**STATED PROBLEM:** Repeat the material exactly as it appears.

Begin GIVEN RECORDS

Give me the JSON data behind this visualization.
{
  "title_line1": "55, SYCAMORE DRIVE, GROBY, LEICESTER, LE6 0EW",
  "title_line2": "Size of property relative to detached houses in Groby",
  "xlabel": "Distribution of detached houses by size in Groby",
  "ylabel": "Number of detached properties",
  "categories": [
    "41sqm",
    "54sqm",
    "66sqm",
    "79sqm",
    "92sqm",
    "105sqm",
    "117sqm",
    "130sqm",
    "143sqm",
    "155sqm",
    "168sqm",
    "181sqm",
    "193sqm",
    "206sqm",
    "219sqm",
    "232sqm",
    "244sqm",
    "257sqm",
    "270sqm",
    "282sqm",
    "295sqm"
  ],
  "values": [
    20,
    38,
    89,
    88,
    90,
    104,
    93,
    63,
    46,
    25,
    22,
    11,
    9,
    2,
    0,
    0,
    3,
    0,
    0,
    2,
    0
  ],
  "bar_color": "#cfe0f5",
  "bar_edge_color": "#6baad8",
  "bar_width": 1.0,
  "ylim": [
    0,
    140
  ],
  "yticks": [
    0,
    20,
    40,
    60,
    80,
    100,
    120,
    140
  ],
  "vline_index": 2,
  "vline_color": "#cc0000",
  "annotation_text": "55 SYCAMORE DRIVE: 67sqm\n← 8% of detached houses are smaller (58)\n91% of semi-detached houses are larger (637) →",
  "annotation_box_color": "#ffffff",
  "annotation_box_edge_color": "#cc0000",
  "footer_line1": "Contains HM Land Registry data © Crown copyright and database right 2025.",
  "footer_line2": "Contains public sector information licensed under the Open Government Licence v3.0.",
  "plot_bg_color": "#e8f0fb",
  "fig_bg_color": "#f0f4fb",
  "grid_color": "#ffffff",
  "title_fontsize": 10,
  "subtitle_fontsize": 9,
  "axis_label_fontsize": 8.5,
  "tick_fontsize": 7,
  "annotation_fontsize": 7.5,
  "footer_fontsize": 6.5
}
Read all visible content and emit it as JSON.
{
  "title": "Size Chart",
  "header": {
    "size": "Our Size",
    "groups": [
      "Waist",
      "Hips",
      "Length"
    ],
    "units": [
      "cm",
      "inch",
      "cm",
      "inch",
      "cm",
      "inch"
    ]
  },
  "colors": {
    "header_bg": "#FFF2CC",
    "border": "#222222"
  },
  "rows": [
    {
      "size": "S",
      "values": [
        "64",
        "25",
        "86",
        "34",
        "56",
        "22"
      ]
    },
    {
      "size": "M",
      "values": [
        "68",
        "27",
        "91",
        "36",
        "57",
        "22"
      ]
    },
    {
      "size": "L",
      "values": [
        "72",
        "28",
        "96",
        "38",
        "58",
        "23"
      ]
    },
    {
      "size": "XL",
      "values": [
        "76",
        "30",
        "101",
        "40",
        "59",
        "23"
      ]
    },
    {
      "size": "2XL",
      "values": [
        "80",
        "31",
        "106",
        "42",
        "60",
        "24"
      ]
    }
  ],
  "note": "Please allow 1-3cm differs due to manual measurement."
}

End GIVEN RECORDS

**SOLUTION TO THIS TASK:**
Give me the JSON data behind this visualization.
{
  "title_line1": "55, SYCAMORE DRIVE, GROBY, LEICESTER, LE6 0EW",
  "title_line2": "Size of property relative to detached houses in Groby",
  "xlabel": "Distribution of detached houses by size in Groby",
  "ylabel": "Number of detached properties",
  "categories": [
    "41sqm",
    "54sqm",
    "66sqm",
    "79sqm",
    "92sqm",
    "105sqm",
    "117sqm",
    "130sqm",
    "143sqm",
    "155sqm",
    "168sqm",
    "181sqm",
    "193sqm",
    "206sqm",
    "219sqm",
    "232sqm",
    "244sqm",
    "257sqm",
    "270sqm",
    "282sqm",
    "295sqm"
  ],
  "values": [
    20,
    38,
    89,
    88,
    90,
    104,
    93,
    63,
    46,
    25,
    22,
    11,
    9,
    2,
    0,
    0,
    3,
    0,
    0,
    2,
    0
  ],
  "bar_color": "#cfe0f5",
  "bar_edge_color": "#6baad8",
  "bar_width": 1.0,
  "ylim": [
    0,
    140
  ],
  "yticks": [
    0,
    20,
    40,
    60,
    80,
    100,
    120,
    140
  ],
  "vline_index": 2,
  "vline_color": "#cc0000",
  "annotation_text": "55 SYCAMORE DRIVE: 67sqm\n← 8% of detached houses are smaller (58)\n91% of semi-detached houses are larger (637) →",
  "annotation_box_color": "#ffffff",
  "annotation_box_edge_color": "#cc0000",
  "footer_line1": "Contains HM Land Registry data © Crown copyright and database right 2025.",
  "footer_line2": "Contains public sector information licensed under the Open Government Licence v3.0.",
  "plot_bg_color": "#e8f0fb",
  "fig_bg_color": "#f0f4fb",
  "grid_color": "#ffffff",
  "title_fontsize": 10,
  "subtitle_fontsize": 9,
  "axis_label_fontsize": 8.5,
  "tick_fontsize": 7,
  "annotation_fontsize": 7.5,
  "footer_fontsize": 6.5
}
Read all visible content and emit it as JSON.
{
  "title": "Size Chart",
  "header": {
    "size": "Our Size",
    "groups": [
      "Waist",
      "Hips",
      "Length"
    ],
    "units": [
      "cm",
      "inch",
      "cm",
      "inch",
      "cm",
      "inch"
    ]
  },
  "colors": {
    "header_bg": "#FFF2CC",
    "border": "#222222"
  },
  "rows": [
    {
      "size": "S",
      "values": [
        "64",
        "25",
        "86",
        "34",
        "56",
        "22"
      ]
    },
    {
      "size": "M",
      "values": [
        "68",
        "27",
        "91",
        "36",
        "57",
        "22"
      ]
    },
    {
      "size": "L",
      "values": [
        "72",
        "28",
        "96",
        "38",
        "58",
        "23"
      ]
    },
    {
      "size": "XL",
      "values": [
        "76",
        "30",
        "101",
        "40",
        "59",
        "23"
      ]
    },
    {
      "size": "2XL",
      "values": [
        "80",
        "31",
        "106",
        "42",
        "60",
        "24"
      ]
    }
  ],
  "note": "Please allow 1-3cm differs due to manual measurement."
}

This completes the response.